[Figure content listings]
[START]
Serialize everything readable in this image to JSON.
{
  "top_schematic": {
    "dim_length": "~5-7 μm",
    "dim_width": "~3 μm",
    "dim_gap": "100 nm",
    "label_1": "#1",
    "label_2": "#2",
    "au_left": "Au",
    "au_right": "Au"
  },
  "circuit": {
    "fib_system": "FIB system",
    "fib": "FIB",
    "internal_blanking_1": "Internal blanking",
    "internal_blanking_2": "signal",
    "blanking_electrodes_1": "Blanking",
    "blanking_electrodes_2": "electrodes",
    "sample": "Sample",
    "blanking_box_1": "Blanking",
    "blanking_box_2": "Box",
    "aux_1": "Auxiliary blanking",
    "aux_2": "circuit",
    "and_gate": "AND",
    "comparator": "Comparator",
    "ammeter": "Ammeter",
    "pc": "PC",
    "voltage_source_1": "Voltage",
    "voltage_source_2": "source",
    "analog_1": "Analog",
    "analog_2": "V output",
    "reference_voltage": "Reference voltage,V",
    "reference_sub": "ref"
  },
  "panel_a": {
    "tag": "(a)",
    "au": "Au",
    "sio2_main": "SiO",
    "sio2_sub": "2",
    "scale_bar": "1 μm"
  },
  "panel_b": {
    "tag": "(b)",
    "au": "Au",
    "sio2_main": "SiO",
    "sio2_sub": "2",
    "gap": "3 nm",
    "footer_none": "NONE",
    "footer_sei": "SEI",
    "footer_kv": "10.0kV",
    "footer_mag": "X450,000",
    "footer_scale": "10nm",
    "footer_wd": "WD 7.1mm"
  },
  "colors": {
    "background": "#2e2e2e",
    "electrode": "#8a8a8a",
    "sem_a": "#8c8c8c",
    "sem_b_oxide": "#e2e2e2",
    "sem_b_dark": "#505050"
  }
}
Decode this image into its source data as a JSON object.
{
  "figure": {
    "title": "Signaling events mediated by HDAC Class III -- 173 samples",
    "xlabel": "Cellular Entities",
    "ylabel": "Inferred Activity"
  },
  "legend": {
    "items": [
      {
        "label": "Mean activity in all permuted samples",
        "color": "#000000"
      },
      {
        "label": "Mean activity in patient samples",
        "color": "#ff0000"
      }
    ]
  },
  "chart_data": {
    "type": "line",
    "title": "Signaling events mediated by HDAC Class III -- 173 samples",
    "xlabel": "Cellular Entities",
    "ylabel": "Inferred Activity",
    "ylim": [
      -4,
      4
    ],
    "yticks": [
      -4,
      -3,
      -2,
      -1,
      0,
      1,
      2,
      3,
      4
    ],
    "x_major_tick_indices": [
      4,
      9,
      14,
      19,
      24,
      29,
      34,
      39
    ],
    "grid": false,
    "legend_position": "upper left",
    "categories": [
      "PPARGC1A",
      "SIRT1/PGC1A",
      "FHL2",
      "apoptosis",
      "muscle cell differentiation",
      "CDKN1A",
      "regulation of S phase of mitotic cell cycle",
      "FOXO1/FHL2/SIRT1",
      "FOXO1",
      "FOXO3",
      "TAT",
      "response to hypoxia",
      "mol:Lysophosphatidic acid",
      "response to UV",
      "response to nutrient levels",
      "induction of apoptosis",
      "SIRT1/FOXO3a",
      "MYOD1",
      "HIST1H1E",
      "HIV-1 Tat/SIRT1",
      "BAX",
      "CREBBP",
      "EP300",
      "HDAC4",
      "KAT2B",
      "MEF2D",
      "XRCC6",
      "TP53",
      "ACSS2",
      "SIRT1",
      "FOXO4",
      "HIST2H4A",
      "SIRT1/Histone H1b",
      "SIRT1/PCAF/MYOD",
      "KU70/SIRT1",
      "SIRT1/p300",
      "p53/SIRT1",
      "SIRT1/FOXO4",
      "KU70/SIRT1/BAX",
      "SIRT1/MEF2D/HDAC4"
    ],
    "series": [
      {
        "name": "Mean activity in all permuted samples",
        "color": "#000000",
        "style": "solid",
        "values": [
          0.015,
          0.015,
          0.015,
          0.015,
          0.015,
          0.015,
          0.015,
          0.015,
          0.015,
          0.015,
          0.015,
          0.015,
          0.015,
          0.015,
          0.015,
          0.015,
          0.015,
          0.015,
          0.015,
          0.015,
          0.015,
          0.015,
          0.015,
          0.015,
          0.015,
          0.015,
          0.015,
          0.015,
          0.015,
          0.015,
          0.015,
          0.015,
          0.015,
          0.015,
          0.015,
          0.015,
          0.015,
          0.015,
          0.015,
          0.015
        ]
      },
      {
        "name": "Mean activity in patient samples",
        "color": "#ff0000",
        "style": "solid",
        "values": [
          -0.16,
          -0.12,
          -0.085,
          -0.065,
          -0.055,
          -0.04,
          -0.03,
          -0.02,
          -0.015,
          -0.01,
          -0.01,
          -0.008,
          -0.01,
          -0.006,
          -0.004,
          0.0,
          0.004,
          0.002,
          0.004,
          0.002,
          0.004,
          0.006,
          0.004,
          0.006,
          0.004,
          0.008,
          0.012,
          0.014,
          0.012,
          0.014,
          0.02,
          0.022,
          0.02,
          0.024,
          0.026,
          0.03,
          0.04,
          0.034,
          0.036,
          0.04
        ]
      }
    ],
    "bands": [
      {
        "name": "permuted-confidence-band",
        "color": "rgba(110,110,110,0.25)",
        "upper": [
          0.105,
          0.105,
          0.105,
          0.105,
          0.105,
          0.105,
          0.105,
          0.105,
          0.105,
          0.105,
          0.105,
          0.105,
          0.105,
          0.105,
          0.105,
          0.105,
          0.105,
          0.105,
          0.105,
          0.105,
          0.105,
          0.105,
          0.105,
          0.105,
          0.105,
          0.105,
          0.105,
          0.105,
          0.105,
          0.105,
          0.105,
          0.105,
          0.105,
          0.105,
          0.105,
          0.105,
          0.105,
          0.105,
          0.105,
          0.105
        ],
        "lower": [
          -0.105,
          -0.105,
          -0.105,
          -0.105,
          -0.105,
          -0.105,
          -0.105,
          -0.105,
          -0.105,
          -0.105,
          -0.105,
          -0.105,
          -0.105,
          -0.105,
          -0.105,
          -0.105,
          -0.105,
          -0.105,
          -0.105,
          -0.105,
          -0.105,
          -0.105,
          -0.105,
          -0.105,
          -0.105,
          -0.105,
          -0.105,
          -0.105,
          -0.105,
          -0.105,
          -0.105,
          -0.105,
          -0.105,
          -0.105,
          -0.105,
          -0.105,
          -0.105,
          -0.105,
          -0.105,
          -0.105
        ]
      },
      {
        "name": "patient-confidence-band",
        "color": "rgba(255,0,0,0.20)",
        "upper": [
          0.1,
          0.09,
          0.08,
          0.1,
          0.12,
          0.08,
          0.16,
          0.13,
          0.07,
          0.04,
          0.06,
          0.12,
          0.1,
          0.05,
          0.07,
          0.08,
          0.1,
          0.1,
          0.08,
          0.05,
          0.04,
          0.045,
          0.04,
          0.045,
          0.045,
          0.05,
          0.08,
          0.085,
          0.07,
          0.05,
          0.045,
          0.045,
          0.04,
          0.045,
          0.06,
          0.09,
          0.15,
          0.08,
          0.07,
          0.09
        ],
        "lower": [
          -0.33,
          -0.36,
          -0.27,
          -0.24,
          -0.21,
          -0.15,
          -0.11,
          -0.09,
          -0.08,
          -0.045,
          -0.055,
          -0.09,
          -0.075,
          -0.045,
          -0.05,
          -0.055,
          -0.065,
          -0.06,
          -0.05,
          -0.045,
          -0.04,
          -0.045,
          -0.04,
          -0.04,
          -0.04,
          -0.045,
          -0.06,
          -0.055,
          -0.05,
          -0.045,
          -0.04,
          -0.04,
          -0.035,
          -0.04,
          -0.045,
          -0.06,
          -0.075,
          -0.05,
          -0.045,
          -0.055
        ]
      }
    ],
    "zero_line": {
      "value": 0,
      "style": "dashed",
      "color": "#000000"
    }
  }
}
[END]
#### Objective
List every line above containing the word "ylabel".

#### Answer to this task
    "ylabel": "Inferred Activity"
    "ylabel": "Inferred Activity",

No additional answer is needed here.